Problem description:
Return each line of the listing below, unchanged, and omit the images.

>> Start Supplied data

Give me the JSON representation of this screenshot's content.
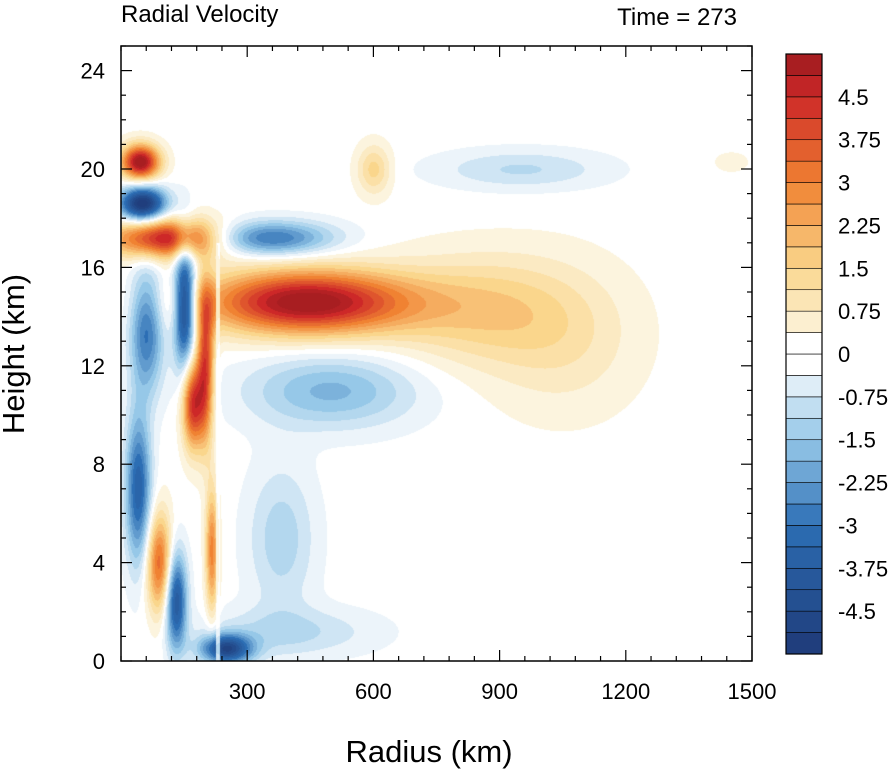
{
  "chart_data": {
    "type": "heatmap",
    "title": "Radial Velocity",
    "time_label": "Time = 273",
    "xlabel": "Radius (km)",
    "ylabel": "Height (km)",
    "xlim": [
      0,
      1500
    ],
    "ylim": [
      0,
      25
    ],
    "x_ticks": [
      300,
      600,
      900,
      1200,
      1500
    ],
    "y_ticks": [
      0,
      4,
      8,
      12,
      16,
      20,
      24
    ],
    "colorbar": {
      "min": -5.25,
      "max": 5.25,
      "step": 0.375,
      "labels": [
        "4.5",
        "3.75",
        "3",
        "2.25",
        "1.5",
        "0.75",
        "0",
        "-0.75",
        "-1.5",
        "-2.25",
        "-3",
        "-3.75",
        "-4.5"
      ],
      "label_values": [
        4.5,
        3.75,
        3,
        2.25,
        1.5,
        0.75,
        0,
        -0.75,
        -1.5,
        -2.25,
        -3,
        -3.75,
        -4.5
      ],
      "negative_color": "#1f3a78",
      "neutral_color": "#ffffff",
      "positive_color": "#9b1a1f"
    },
    "features": [
      {
        "r_center": 45,
        "z_center": 20.3,
        "r_width": 45,
        "z_width": 0.7,
        "value": 5.5
      },
      {
        "r_center": 50,
        "z_center": 18.6,
        "r_width": 55,
        "z_width": 0.7,
        "value": -5.5
      },
      {
        "r_center": 110,
        "z_center": 17.2,
        "r_width": 130,
        "z_width": 0.8,
        "value": 5.0
      },
      {
        "r_center": 440,
        "z_center": 14.6,
        "r_width": 240,
        "z_width": 1.3,
        "value": 5.5
      },
      {
        "r_center": 850,
        "z_center": 14.3,
        "r_width": 220,
        "z_width": 2.2,
        "value": 1.5
      },
      {
        "r_center": 1050,
        "z_center": 13.0,
        "r_width": 180,
        "z_width": 3.0,
        "value": 0.8
      },
      {
        "r_center": 350,
        "z_center": 17.2,
        "r_width": 150,
        "z_width": 0.7,
        "value": -3.0
      },
      {
        "r_center": 500,
        "z_center": 11.0,
        "r_width": 200,
        "z_width": 1.5,
        "value": -1.8
      },
      {
        "r_center": 950,
        "z_center": 20.0,
        "r_width": 200,
        "z_width": 0.8,
        "value": -1.0
      },
      {
        "r_center": 60,
        "z_center": 13.5,
        "r_width": 40,
        "z_width": 2.5,
        "value": -3.0
      },
      {
        "r_center": 170,
        "z_center": 10.5,
        "r_width": 25,
        "z_width": 1.8,
        "value": 4.5
      },
      {
        "r_center": 150,
        "z_center": 14.5,
        "r_width": 25,
        "z_width": 2.5,
        "value": -5.0
      },
      {
        "r_center": 200,
        "z_center": 12.0,
        "r_width": 20,
        "z_width": 3.0,
        "value": 4.0
      },
      {
        "r_center": 40,
        "z_center": 7.0,
        "r_width": 30,
        "z_width": 3.0,
        "value": -3.5
      },
      {
        "r_center": 90,
        "z_center": 4.0,
        "r_width": 30,
        "z_width": 2.0,
        "value": 3.5
      },
      {
        "r_center": 130,
        "z_center": 2.5,
        "r_width": 25,
        "z_width": 2.0,
        "value": -4.0
      },
      {
        "r_center": 215,
        "z_center": 4.5,
        "r_width": 15,
        "z_width": 2.5,
        "value": 3.0
      },
      {
        "r_center": 250,
        "z_center": 0.5,
        "r_width": 60,
        "z_width": 0.6,
        "value": -4.5
      },
      {
        "r_center": 400,
        "z_center": 1.2,
        "r_width": 200,
        "z_width": 1.0,
        "value": -1.0
      },
      {
        "r_center": 380,
        "z_center": 5.0,
        "r_width": 80,
        "z_width": 3.0,
        "value": -1.2
      },
      {
        "r_center": 1450,
        "z_center": 20.3,
        "r_width": 40,
        "z_width": 0.4,
        "value": 0.5
      },
      {
        "r_center": 600,
        "z_center": 20.0,
        "r_width": 40,
        "z_width": 1.0,
        "value": 1.5
      }
    ]
  }
}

>> End Supplied data

Written solution:
Give me the JSON representation of this screenshot's content.
{
  "chart_data": {
    "type": "heatmap",
    "title": "Radial Velocity",
    "time_label": "Time = 273",
    "xlabel": "Radius (km)",
    "ylabel": "Height (km)",
    "xlim": [
      0,
      1500
    ],
    "ylim": [
      0,
      25
    ],
    "x_ticks": [
      300,
      600,
      900,
      1200,
      1500
    ],
    "y_ticks": [
      0,
      4,
      8,
      12,
      16,
      20,
      24
    ],
    "colorbar": {
      "min": -5.25,
      "max": 5.25,
      "step": 0.375,
      "labels": [
        "4.5",
        "3.75",
        "3",
        "2.25",
        "1.5",
        "0.75",
        "0",
        "-0.75",
        "-1.5",
        "-2.25",
        "-3",
        "-3.75",
        "-4.5"
      ],
      "label_values": [
        4.5,
        3.75,
        3,
        2.25,
        1.5,
        0.75,
        0,
        -0.75,
        -1.5,
        -2.25,
        -3,
        -3.75,
        -4.5
      ],
      "negative_color": "#1f3a78",
      "neutral_color": "#ffffff",
      "positive_color": "#9b1a1f"
    },
    "features": [
      {
        "r_center": 45,
        "z_center": 20.3,
        "r_width": 45,
        "z_width": 0.7,
        "value": 5.5
      },
      {
        "r_center": 50,
        "z_center": 18.6,
        "r_width": 55,
        "z_width": 0.7,
        "value": -5.5
      },
      {
        "r_center": 110,
        "z_center": 17.2,
        "r_width": 130,
        "z_width": 0.8,
        "value": 5.0
      },
      {
        "r_center": 440,
        "z_center": 14.6,
        "r_width": 240,
        "z_width": 1.3,
        "value": 5.5
      },
      {
        "r_center": 850,
        "z_center": 14.3,
        "r_width": 220,
        "z_width": 2.2,
        "value": 1.5
      },
      {
        "r_center": 1050,
        "z_center": 13.0,
        "r_width": 180,
        "z_width": 3.0,
        "value": 0.8
      },
      {
        "r_center": 350,
        "z_center": 17.2,
        "r_width": 150,
        "z_width": 0.7,
        "value": -3.0
      },
      {
        "r_center": 500,
        "z_center": 11.0,
        "r_width": 200,
        "z_width": 1.5,
        "value": -1.8
      },
      {
        "r_center": 950,
        "z_center": 20.0,
        "r_width": 200,
        "z_width": 0.8,
        "value": -1.0
      },
      {
        "r_center": 60,
        "z_center": 13.5,
        "r_width": 40,
        "z_width": 2.5,
        "value": -3.0
      },
      {
        "r_center": 170,
        "z_center": 10.5,
        "r_width": 25,
        "z_width": 1.8,
        "value": 4.5
      },
      {
        "r_center": 150,
        "z_center": 14.5,
        "r_width": 25,
        "z_width": 2.5,
        "value": -5.0
      },
      {
        "r_center": 200,
        "z_center": 12.0,
        "r_width": 20,
        "z_width": 3.0,
        "value": 4.0
      },
      {
        "r_center": 40,
        "z_center": 7.0,
        "r_width": 30,
        "z_width": 3.0,
        "value": -3.5
      },
      {
        "r_center": 90,
        "z_center": 4.0,
        "r_width": 30,
        "z_width": 2.0,
        "value": 3.5
      },
      {
        "r_center": 130,
        "z_center": 2.5,
        "r_width": 25,
        "z_width": 2.0,
        "value": -4.0
      },
      {
        "r_center": 215,
        "z_center": 4.5,
        "r_width": 15,
        "z_width": 2.5,
        "value": 3.0
      },
      {
        "r_center": 250,
        "z_center": 0.5,
        "r_width": 60,
        "z_width": 0.6,
        "value": -4.5
      },
      {
        "r_center": 400,
        "z_center": 1.2,
        "r_width": 200,
        "z_width": 1.0,
        "value": -1.0
      },
      {
        "r_center": 380,
        "z_center": 5.0,
        "r_width": 80,
        "z_width": 3.0,
        "value": -1.2
      },
      {
        "r_center": 1450,
        "z_center": 20.3,
        "r_width": 40,
        "z_width": 0.4,
        "value": 0.5
      },
      {
        "r_center": 600,
        "z_center": 20.0,
        "r_width": 40,
        "z_width": 1.0,
        "value": 1.5
      }
    ]
  }
}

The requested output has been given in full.